Select lines where the word "Revenue" appears.

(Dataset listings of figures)
Begin

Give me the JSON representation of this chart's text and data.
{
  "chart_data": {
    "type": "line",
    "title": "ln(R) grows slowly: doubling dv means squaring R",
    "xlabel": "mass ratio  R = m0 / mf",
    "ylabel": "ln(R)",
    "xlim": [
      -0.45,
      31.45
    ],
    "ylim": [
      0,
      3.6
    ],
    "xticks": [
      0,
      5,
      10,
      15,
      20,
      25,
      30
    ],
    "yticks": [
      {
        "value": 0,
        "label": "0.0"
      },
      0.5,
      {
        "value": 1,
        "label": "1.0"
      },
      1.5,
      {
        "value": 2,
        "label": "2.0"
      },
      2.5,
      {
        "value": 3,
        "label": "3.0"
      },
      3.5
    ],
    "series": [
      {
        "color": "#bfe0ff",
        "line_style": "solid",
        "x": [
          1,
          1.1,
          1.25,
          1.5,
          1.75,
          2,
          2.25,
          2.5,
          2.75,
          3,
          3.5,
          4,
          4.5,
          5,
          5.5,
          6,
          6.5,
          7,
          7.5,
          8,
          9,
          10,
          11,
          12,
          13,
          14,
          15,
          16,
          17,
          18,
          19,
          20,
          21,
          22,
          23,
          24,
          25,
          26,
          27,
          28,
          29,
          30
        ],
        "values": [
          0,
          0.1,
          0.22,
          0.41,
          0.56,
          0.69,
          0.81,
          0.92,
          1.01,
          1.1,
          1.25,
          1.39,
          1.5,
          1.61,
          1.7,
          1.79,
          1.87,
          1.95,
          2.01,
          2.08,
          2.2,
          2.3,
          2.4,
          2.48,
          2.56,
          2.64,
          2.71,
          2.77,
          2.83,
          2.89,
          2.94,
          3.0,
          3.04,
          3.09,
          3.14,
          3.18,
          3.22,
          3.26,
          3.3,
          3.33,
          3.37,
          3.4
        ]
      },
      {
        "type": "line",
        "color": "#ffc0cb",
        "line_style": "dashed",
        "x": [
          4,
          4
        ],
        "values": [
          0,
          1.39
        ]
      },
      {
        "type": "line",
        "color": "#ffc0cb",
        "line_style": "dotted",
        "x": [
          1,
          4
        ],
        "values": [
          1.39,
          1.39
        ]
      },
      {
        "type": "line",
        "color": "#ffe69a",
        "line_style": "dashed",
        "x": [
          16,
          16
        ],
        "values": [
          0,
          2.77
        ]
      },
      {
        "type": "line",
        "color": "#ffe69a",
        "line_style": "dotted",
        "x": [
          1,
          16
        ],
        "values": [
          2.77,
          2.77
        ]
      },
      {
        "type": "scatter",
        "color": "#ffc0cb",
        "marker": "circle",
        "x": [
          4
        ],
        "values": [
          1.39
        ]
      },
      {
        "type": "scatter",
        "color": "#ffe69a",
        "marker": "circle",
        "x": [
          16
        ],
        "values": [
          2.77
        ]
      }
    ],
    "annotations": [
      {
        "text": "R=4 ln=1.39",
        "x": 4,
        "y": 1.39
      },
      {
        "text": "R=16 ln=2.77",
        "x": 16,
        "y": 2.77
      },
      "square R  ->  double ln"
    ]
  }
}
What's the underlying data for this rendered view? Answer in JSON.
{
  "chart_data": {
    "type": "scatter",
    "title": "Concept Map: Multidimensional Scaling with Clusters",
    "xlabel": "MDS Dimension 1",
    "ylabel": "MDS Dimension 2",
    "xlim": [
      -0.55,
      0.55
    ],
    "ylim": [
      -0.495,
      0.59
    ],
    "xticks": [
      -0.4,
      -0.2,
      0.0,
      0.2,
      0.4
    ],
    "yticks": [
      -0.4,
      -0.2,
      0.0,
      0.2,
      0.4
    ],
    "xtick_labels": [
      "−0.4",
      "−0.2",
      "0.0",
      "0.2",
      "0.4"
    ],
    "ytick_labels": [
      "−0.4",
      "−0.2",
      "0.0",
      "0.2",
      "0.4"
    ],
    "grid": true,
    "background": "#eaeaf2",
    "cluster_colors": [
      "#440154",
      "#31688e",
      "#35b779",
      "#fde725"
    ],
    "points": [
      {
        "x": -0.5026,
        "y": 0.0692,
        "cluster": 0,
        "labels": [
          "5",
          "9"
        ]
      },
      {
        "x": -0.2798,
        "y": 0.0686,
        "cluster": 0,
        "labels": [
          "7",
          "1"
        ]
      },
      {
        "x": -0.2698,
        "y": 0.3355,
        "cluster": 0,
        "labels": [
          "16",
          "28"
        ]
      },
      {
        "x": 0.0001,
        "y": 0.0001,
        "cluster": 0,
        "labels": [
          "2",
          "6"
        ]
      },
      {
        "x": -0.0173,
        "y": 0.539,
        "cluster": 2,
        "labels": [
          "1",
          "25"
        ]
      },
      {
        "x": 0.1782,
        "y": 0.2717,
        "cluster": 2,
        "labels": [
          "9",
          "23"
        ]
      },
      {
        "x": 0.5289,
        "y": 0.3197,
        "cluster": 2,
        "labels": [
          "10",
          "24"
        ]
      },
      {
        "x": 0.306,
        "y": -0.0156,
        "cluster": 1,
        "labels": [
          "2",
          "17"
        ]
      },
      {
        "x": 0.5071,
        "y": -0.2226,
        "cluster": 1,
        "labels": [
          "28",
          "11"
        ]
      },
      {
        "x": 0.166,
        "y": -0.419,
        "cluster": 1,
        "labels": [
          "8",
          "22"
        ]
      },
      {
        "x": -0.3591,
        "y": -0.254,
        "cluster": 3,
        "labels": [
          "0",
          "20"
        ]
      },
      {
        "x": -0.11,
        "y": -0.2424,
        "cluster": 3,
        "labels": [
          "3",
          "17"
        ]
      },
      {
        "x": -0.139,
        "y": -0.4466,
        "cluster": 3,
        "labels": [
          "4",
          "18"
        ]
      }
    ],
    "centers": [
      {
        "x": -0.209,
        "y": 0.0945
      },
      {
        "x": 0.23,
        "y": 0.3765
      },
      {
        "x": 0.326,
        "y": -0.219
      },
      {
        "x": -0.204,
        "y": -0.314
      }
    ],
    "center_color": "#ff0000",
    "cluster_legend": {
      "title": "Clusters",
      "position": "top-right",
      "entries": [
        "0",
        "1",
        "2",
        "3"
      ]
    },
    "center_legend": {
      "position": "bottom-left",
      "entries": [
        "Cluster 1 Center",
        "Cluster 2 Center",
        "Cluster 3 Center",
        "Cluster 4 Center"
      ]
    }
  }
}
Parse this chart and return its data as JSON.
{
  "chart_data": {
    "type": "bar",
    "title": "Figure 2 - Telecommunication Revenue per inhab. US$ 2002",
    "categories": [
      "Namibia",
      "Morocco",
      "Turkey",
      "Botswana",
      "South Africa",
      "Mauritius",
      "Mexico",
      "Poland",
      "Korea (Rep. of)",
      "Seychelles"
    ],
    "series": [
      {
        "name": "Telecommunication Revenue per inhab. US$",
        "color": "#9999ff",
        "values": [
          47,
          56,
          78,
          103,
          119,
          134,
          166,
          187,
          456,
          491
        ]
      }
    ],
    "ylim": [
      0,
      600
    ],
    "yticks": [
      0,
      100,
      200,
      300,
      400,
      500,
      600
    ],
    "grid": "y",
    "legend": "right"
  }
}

End

● The answer
    "title": "Figure 2 - Telecommunication Revenue per inhab. US$ 2002",
        "name": "Telecommunication Revenue per inhab. US$",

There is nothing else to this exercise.